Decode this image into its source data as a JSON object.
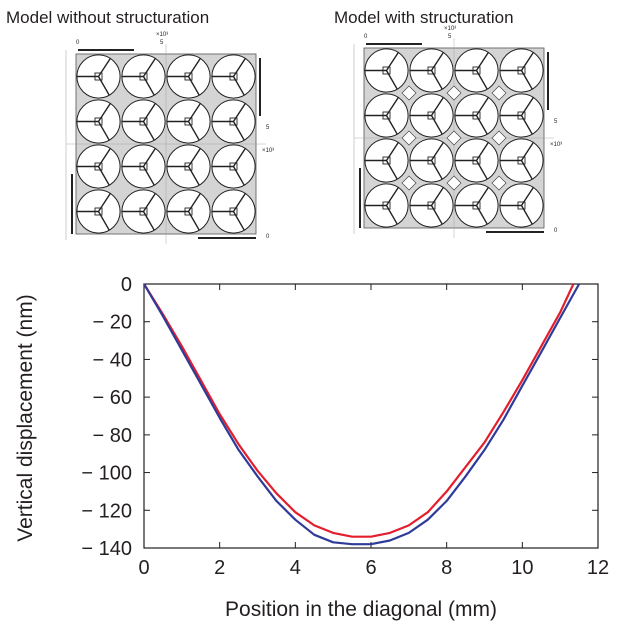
{
  "panels": [
    {
      "caption": "Model without structuration",
      "grid": [
        4,
        4
      ],
      "x_scale_label": "×10³",
      "x_tick_labels": [
        "0",
        "5"
      ],
      "y_scale_label": "×10³",
      "y_tick_labels": [
        "5",
        "0"
      ],
      "diamond_cutouts": false
    },
    {
      "caption": "Model with structuration",
      "grid": [
        4,
        4
      ],
      "x_scale_label": "×10³",
      "x_tick_labels": [
        "0",
        "5"
      ],
      "y_scale_label": "×10³",
      "y_tick_labels": [
        "5",
        "0"
      ],
      "diamond_cutouts": true
    }
  ],
  "colors": {
    "red_series": "#e31e2d",
    "blue_series": "#2e3b98",
    "panel_fill": "#d4d4d4",
    "text": "#231f20"
  },
  "chart_data": {
    "type": "line",
    "xlabel": "Position in the diagonal (mm)",
    "ylabel": "Vertical displacement (nm)",
    "xlim": [
      0,
      12
    ],
    "ylim": [
      -140,
      0
    ],
    "x_ticks": [
      "0",
      "2",
      "4",
      "6",
      "8",
      "10",
      "12"
    ],
    "y_ticks": [
      "0",
      "− 20",
      "− 40",
      "− 60",
      "− 80",
      "− 100",
      "− 120",
      "− 140"
    ],
    "grid": false,
    "series": [
      {
        "color": "#e31e2d",
        "x": [
          0,
          0.5,
          1,
          1.5,
          2,
          2.5,
          3,
          3.5,
          4,
          4.5,
          5,
          5.5,
          6,
          6.5,
          7,
          7.5,
          8,
          8.5,
          9,
          9.5,
          10,
          10.5,
          11,
          11.35
        ],
        "y": [
          0,
          -16,
          -33,
          -51,
          -69,
          -85,
          -99,
          -111,
          -121,
          -128,
          -132,
          -134,
          -134,
          -132,
          -128,
          -121,
          -110,
          -97,
          -84,
          -68,
          -51,
          -33,
          -15,
          0
        ]
      },
      {
        "color": "#2e3b98",
        "x": [
          0,
          0.5,
          1,
          1.5,
          2,
          2.5,
          3,
          3.5,
          4,
          4.5,
          5,
          5.5,
          6,
          6.5,
          7,
          7.5,
          8,
          8.5,
          9,
          9.5,
          10,
          10.5,
          11,
          11.5
        ],
        "y": [
          0,
          -17,
          -35,
          -53,
          -71,
          -88,
          -102,
          -115,
          -125,
          -133,
          -137,
          -138,
          -138,
          -136,
          -132,
          -125,
          -115,
          -102,
          -88,
          -72,
          -54,
          -36,
          -18,
          0
        ]
      }
    ]
  }
}
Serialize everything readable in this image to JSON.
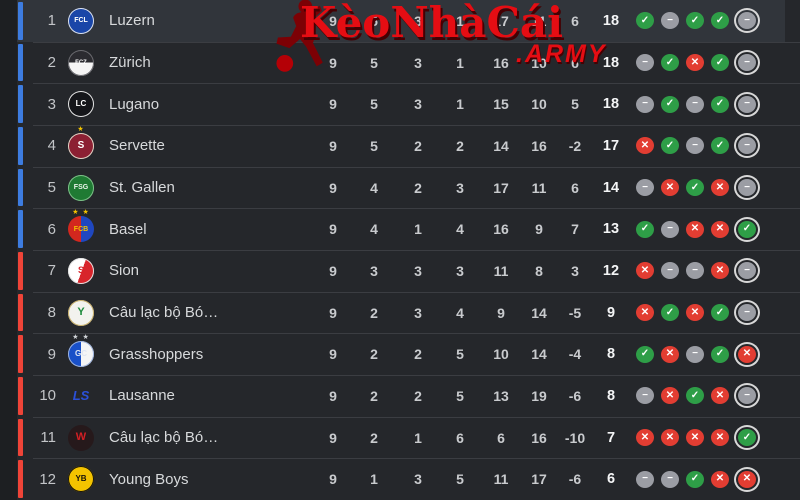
{
  "watermark": {
    "brand": "KèoNhàCái",
    "suffix": ".ARMY",
    "brand_color": "#e50d13",
    "player_icon": "soccer-player-silhouette"
  },
  "colors": {
    "row_bg": "#25272b",
    "row_highlight": "#31353b",
    "divider": "#3b3d42",
    "text": "#d7d9db"
  },
  "zone_colors": {
    "promotion": "#3d7ce0",
    "relegation": "#ef4438"
  },
  "form_colors": {
    "win": "#2e9e47",
    "loss": "#e23d32",
    "draw": "#9b9da4"
  },
  "form_glyphs": {
    "W": "✓",
    "L": "✕",
    "D": "−"
  },
  "table": {
    "columns": [
      "pos",
      "team",
      "p",
      "w",
      "d",
      "l",
      "gf",
      "ga",
      "gd",
      "pts",
      "form"
    ],
    "rows": [
      {
        "pos": 1,
        "name": "Luzern",
        "zone": "promotion",
        "highlighted": true,
        "logo": {
          "text": "FCL",
          "bg": "#1a46a8",
          "fg": "#ffffff",
          "size": 7,
          "border": "#dfe3ea"
        },
        "stats": {
          "p": 9,
          "w": 5,
          "d": 3,
          "l": 1,
          "gf": 17,
          "ga": 11,
          "gd": 6,
          "pts": 18
        },
        "form": [
          "W",
          "D",
          "W",
          "W",
          "D"
        ]
      },
      {
        "pos": 2,
        "name": "Zürich",
        "zone": "promotion",
        "highlighted": false,
        "logo": {
          "text": "FCZ",
          "bg": "linear-gradient(180deg,#2b2b30 48%,#f5f5f5 48%)",
          "fg": "#ffffff",
          "size": 6,
          "border": "#6b6b70"
        },
        "stats": {
          "p": 9,
          "w": 5,
          "d": 3,
          "l": 1,
          "gf": 16,
          "ga": 10,
          "gd": 6,
          "pts": 18
        },
        "form": [
          "D",
          "W",
          "L",
          "W",
          "D"
        ]
      },
      {
        "pos": 3,
        "name": "Lugano",
        "zone": "promotion",
        "highlighted": false,
        "logo": {
          "text": "LC",
          "bg": "#15161a",
          "fg": "#ffffff",
          "size": 8,
          "border": "#e8e8e8"
        },
        "stats": {
          "p": 9,
          "w": 5,
          "d": 3,
          "l": 1,
          "gf": 15,
          "ga": 10,
          "gd": 5,
          "pts": 18
        },
        "form": [
          "D",
          "W",
          "D",
          "W",
          "D"
        ]
      },
      {
        "pos": 4,
        "name": "Servette",
        "zone": "promotion",
        "highlighted": false,
        "logo": {
          "text": "S",
          "bg": "#8c2033",
          "fg": "#ffffff",
          "size": 10,
          "border": "#e0d8c8",
          "stars": {
            "text": "★",
            "color": "#f2c200"
          }
        },
        "stats": {
          "p": 9,
          "w": 5,
          "d": 2,
          "l": 2,
          "gf": 14,
          "ga": 16,
          "gd": -2,
          "pts": 17
        },
        "form": [
          "L",
          "W",
          "D",
          "W",
          "D"
        ]
      },
      {
        "pos": 5,
        "name": "St. Gallen",
        "zone": "promotion",
        "highlighted": false,
        "logo": {
          "text": "FSG",
          "bg": "#1f7a33",
          "fg": "#eaf4ea",
          "size": 7,
          "border": "#7fc08a"
        },
        "stats": {
          "p": 9,
          "w": 4,
          "d": 2,
          "l": 3,
          "gf": 17,
          "ga": 11,
          "gd": 6,
          "pts": 14
        },
        "form": [
          "D",
          "L",
          "W",
          "L",
          "D"
        ]
      },
      {
        "pos": 6,
        "name": "Basel",
        "zone": "promotion",
        "highlighted": false,
        "logo": {
          "text": "FCB",
          "bg": "linear-gradient(90deg,#d3271e 50%,#1f47c0 50%)",
          "fg": "#f2c200",
          "size": 7,
          "stars": {
            "text": "★ ★",
            "color": "#f2c200"
          }
        },
        "stats": {
          "p": 9,
          "w": 4,
          "d": 1,
          "l": 4,
          "gf": 16,
          "ga": 9,
          "gd": 7,
          "pts": 13
        },
        "form": [
          "W",
          "D",
          "L",
          "L",
          "W"
        ]
      },
      {
        "pos": 7,
        "name": "Sion",
        "zone": "relegation",
        "highlighted": false,
        "logo": {
          "text": "S",
          "bg": "linear-gradient(110deg,#ffffff 52%,#d8242b 52%)",
          "fg": "#d8242b",
          "size": 9,
          "border": "#e3e3e3"
        },
        "stats": {
          "p": 9,
          "w": 3,
          "d": 3,
          "l": 3,
          "gf": 11,
          "ga": 8,
          "gd": 3,
          "pts": 12
        },
        "form": [
          "L",
          "D",
          "D",
          "L",
          "D"
        ]
      },
      {
        "pos": 8,
        "name": "Câu lạc bộ Bó…",
        "zone": "relegation",
        "highlighted": false,
        "logo": {
          "text": "Y",
          "bg": "#f2f2ee",
          "fg": "#1d8a3c",
          "size": 11,
          "border": "#c9b06a"
        },
        "stats": {
          "p": 9,
          "w": 2,
          "d": 3,
          "l": 4,
          "gf": 9,
          "ga": 14,
          "gd": -5,
          "pts": 9
        },
        "form": [
          "L",
          "W",
          "L",
          "W",
          "D"
        ]
      },
      {
        "pos": 9,
        "name": "Grasshoppers",
        "zone": "relegation",
        "highlighted": false,
        "logo": {
          "text": "GC",
          "bg": "linear-gradient(90deg,#1950c8 50%,#f5f5f5 50%)",
          "fg": "#dfe5f2",
          "size": 8,
          "border": "#9fb4dd",
          "stars": {
            "text": "★ ★",
            "color": "#cfd2d6"
          }
        },
        "stats": {
          "p": 9,
          "w": 2,
          "d": 2,
          "l": 5,
          "gf": 10,
          "ga": 14,
          "gd": -4,
          "pts": 8
        },
        "form": [
          "W",
          "L",
          "D",
          "W",
          "L"
        ]
      },
      {
        "pos": 10,
        "name": "Lausanne",
        "zone": "relegation",
        "highlighted": false,
        "logo": {
          "text": "LS",
          "bg": "transparent",
          "fg": "#2b50d8",
          "size": 13,
          "italic": true
        },
        "stats": {
          "p": 9,
          "w": 2,
          "d": 2,
          "l": 5,
          "gf": 13,
          "ga": 19,
          "gd": -6,
          "pts": 8
        },
        "form": [
          "D",
          "L",
          "W",
          "L",
          "D"
        ]
      },
      {
        "pos": 11,
        "name": "Câu lạc bộ Bó…",
        "zone": "relegation",
        "highlighted": false,
        "logo": {
          "text": "W",
          "bg": "#26191b",
          "fg": "#d41f24",
          "size": 11
        },
        "stats": {
          "p": 9,
          "w": 2,
          "d": 1,
          "l": 6,
          "gf": 6,
          "ga": 16,
          "gd": -10,
          "pts": 7
        },
        "form": [
          "L",
          "L",
          "L",
          "L",
          "W"
        ]
      },
      {
        "pos": 12,
        "name": "Young Boys",
        "zone": "relegation",
        "highlighted": false,
        "logo": {
          "text": "YB",
          "bg": "#f3c300",
          "fg": "#15120a",
          "size": 8,
          "border": "#15120a"
        },
        "stats": {
          "p": 9,
          "w": 1,
          "d": 3,
          "l": 5,
          "gf": 11,
          "ga": 17,
          "gd": -6,
          "pts": 6
        },
        "form": [
          "D",
          "D",
          "W",
          "L",
          "L"
        ]
      }
    ]
  }
}
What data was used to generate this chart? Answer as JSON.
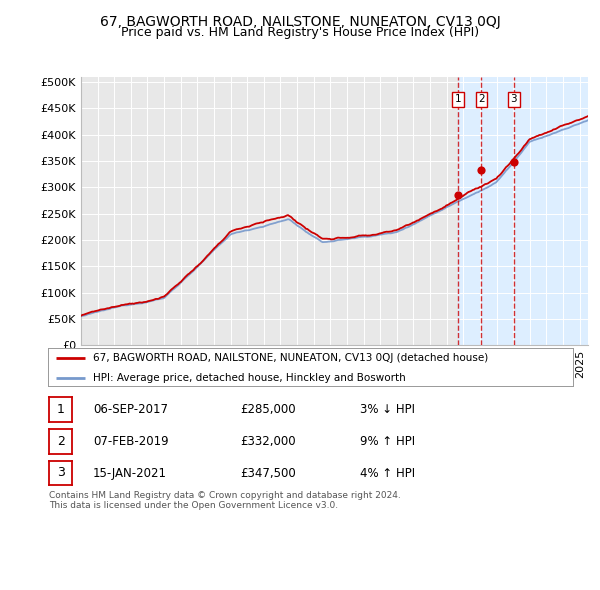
- - - - -
THE TASK.
Looking at the entries above, state how many lines contain "Model"; give the number alone.

SOLUTION TO THIS TASK.
2